[Extracted data entries]
_ _ _ _

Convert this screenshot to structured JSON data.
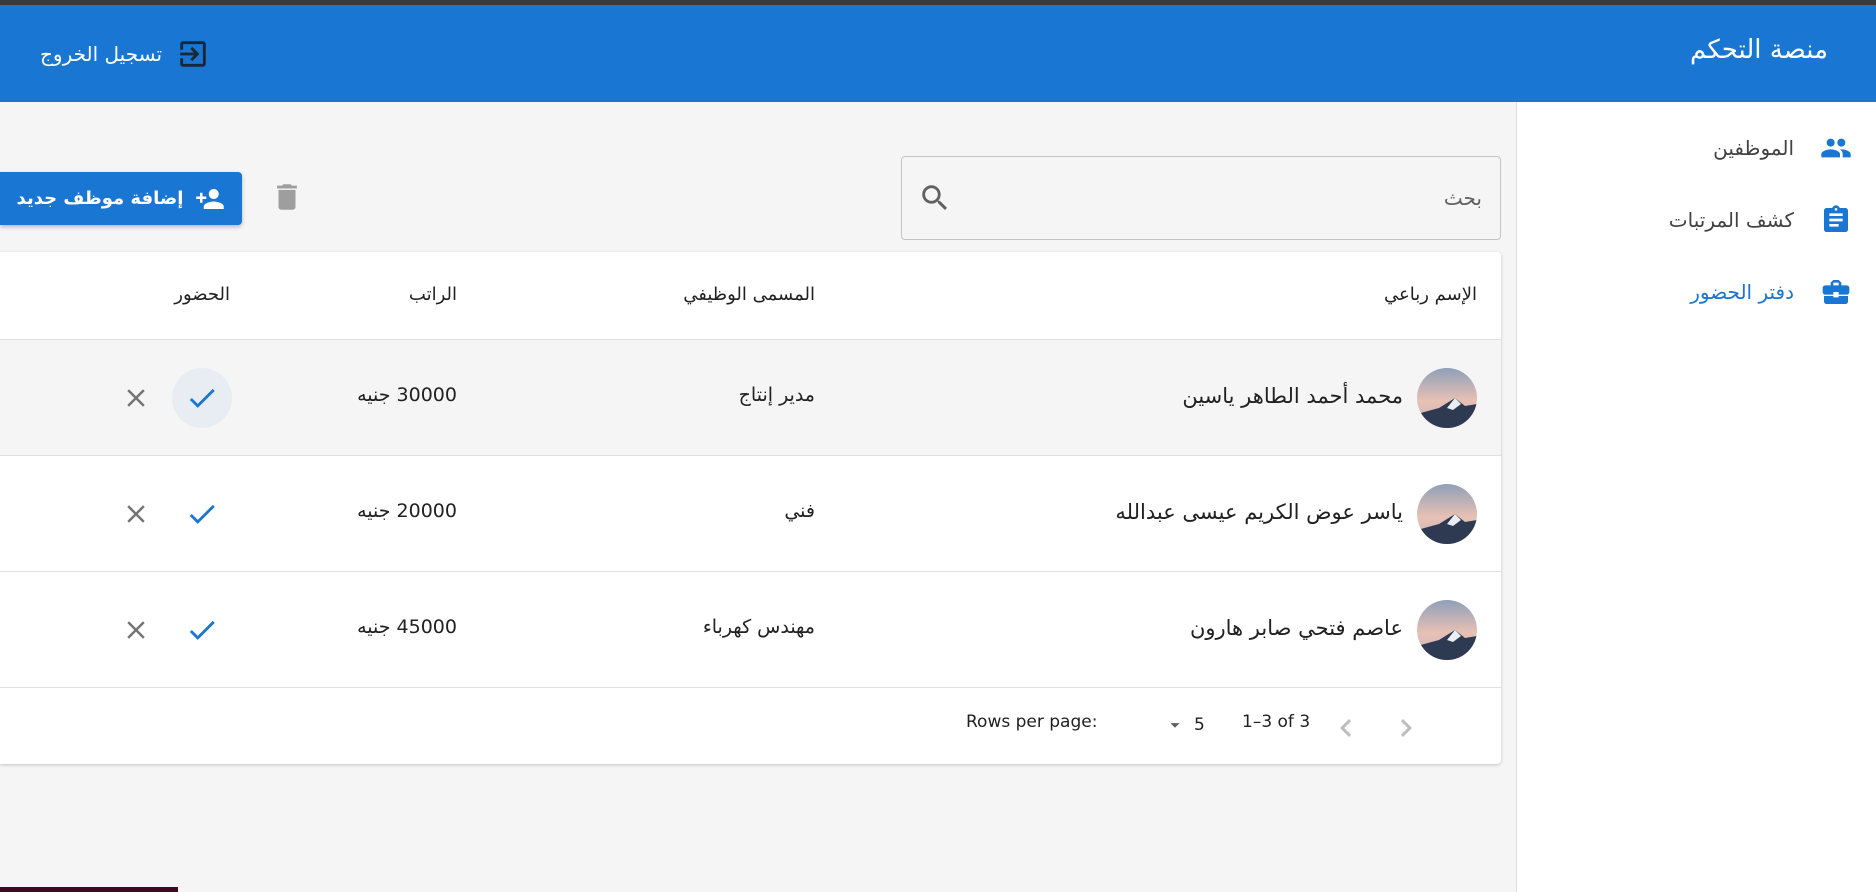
{
  "header": {
    "title": "منصة التحكم",
    "logout_label": "تسجيل الخروج"
  },
  "sidebar": {
    "items": [
      {
        "label": "الموظفين",
        "icon": "people-icon",
        "active": false
      },
      {
        "label": "كشف المرتبات",
        "icon": "clipboard-icon",
        "active": false
      },
      {
        "label": "دفتر الحضور",
        "icon": "briefcase-icon",
        "active": true
      }
    ]
  },
  "toolbar": {
    "search_placeholder": "بحث",
    "add_label": "إضافة موظف جديد"
  },
  "table": {
    "columns": {
      "name": "الإسم رباعي",
      "job": "المسمى الوظيفي",
      "salary": "الراتب",
      "attendance": "الحضور"
    },
    "rows": [
      {
        "name": "محمد أحمد الطاهر ياسين",
        "job": "مدير إنتاج",
        "salary": "30000 جنيه"
      },
      {
        "name": "ياسر عوض الكريم عيسى عبدالله",
        "job": "فني",
        "salary": "20000 جنيه"
      },
      {
        "name": "عاصم فتحي صابر هارون",
        "job": "مهندس كهرباء",
        "salary": "45000 جنيه"
      }
    ]
  },
  "pagination": {
    "rows_per_page_label": "Rows per page:",
    "rows_per_page": "5",
    "range": "1–3 of 3"
  },
  "colors": {
    "primary": "#1976d2",
    "background": "#f5f5f5"
  }
}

_ _ _ _

Without including any pictures, print each record exactly.

Full response >>
Convert this screenshot to structured JSON data.
{
  "header": {
    "title": "منصة التحكم",
    "logout_label": "تسجيل الخروج"
  },
  "sidebar": {
    "items": [
      {
        "label": "الموظفين",
        "icon": "people-icon",
        "active": false
      },
      {
        "label": "كشف المرتبات",
        "icon": "clipboard-icon",
        "active": false
      },
      {
        "label": "دفتر الحضور",
        "icon": "briefcase-icon",
        "active": true
      }
    ]
  },
  "toolbar": {
    "search_placeholder": "بحث",
    "add_label": "إضافة موظف جديد"
  },
  "table": {
    "columns": {
      "name": "الإسم رباعي",
      "job": "المسمى الوظيفي",
      "salary": "الراتب",
      "attendance": "الحضور"
    },
    "rows": [
      {
        "name": "محمد أحمد الطاهر ياسين",
        "job": "مدير إنتاج",
        "salary": "30000 جنيه"
      },
      {
        "name": "ياسر عوض الكريم عيسى عبدالله",
        "job": "فني",
        "salary": "20000 جنيه"
      },
      {
        "name": "عاصم فتحي صابر هارون",
        "job": "مهندس كهرباء",
        "salary": "45000 جنيه"
      }
    ]
  },
  "pagination": {
    "rows_per_page_label": "Rows per page:",
    "rows_per_page": "5",
    "range": "1–3 of 3"
  },
  "colors": {
    "primary": "#1976d2",
    "background": "#f5f5f5"
  }
}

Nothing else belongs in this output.